→ YOUR GOAL
Write out each line beneath this one exactly as it reads.

***

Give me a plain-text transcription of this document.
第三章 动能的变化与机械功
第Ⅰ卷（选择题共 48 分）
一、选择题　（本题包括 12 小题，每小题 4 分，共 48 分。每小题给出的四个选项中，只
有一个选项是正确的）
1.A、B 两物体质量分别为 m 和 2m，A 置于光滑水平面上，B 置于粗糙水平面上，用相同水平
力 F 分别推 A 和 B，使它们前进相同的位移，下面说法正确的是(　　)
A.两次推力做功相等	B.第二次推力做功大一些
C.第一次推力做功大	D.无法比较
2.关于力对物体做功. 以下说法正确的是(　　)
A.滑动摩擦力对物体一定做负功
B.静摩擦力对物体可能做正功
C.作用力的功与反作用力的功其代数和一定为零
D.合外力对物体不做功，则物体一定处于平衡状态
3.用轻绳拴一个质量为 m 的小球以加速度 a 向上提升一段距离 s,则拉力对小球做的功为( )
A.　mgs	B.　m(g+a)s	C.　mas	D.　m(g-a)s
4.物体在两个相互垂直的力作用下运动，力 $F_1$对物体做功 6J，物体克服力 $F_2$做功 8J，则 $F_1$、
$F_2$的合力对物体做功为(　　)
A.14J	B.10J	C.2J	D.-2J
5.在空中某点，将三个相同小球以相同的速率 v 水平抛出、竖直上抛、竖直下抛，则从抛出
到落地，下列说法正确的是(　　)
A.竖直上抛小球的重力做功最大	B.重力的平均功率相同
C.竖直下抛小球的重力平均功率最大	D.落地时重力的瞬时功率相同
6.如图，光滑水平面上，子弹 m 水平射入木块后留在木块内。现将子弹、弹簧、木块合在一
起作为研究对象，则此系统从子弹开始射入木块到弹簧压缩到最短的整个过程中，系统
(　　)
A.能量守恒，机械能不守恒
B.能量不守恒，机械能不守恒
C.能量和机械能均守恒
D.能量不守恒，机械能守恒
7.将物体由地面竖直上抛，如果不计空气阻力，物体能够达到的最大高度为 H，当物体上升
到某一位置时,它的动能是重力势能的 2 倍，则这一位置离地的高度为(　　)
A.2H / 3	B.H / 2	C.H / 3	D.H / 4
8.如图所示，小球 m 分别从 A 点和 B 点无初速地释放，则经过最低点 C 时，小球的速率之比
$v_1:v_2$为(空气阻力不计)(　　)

***

→ WRITTEN RESPONSE
Give me a plain-text transcription of this document.
第三章 动能的变化与机械功
第Ⅰ卷（选择题共 48 分）
一、选择题　（本题包括 12 小题，每小题 4 分，共 48 分。每小题给出的四个选项中，只
有一个选项是正确的）
1.A、B 两物体质量分别为 m 和 2m，A 置于光滑水平面上，B 置于粗糙水平面上，用相同水平
力 F 分别推 A 和 B，使它们前进相同的位移，下面说法正确的是(　　)
A.两次推力做功相等	B.第二次推力做功大一些
C.第一次推力做功大	D.无法比较
2.关于力对物体做功. 以下说法正确的是(　　)
A.滑动摩擦力对物体一定做负功
B.静摩擦力对物体可能做正功
C.作用力的功与反作用力的功其代数和一定为零
D.合外力对物体不做功，则物体一定处于平衡状态
3.用轻绳拴一个质量为 m 的小球以加速度 a 向上提升一段距离 s,则拉力对小球做的功为( )
A.　mgs	B.　m(g+a)s	C.　mas	D.　m(g-a)s
4.物体在两个相互垂直的力作用下运动，力 $F_1$对物体做功 6J，物体克服力 $F_2$做功 8J，则 $F_1$、
$F_2$的合力对物体做功为(　　)
A.14J	B.10J	C.2J	D.-2J
5.在空中某点，将三个相同小球以相同的速率 v 水平抛出、竖直上抛、竖直下抛，则从抛出
到落地，下列说法正确的是(　　)
A.竖直上抛小球的重力做功最大	B.重力的平均功率相同
C.竖直下抛小球的重力平均功率最大	D.落地时重力的瞬时功率相同
6.如图，光滑水平面上，子弹 m 水平射入木块后留在木块内。现将子弹、弹簧、木块合在一
起作为研究对象，则此系统从子弹开始射入木块到弹簧压缩到最短的整个过程中，系统
(　　)
A.能量守恒，机械能不守恒
B.能量不守恒，机械能不守恒
C.能量和机械能均守恒
D.能量不守恒，机械能守恒
7.将物体由地面竖直上抛，如果不计空气阻力，物体能够达到的最大高度为 H，当物体上升
到某一位置时,它的动能是重力势能的 2 倍，则这一位置离地的高度为(　　)
A.2H / 3	B.H / 2	C.H / 3	D.H / 4
8.如图所示，小球 m 分别从 A 点和 B 点无初速地释放，则经过最低点 C 时，小球的速率之比
$v_1:v_2$为(空气阻力不计)(　　)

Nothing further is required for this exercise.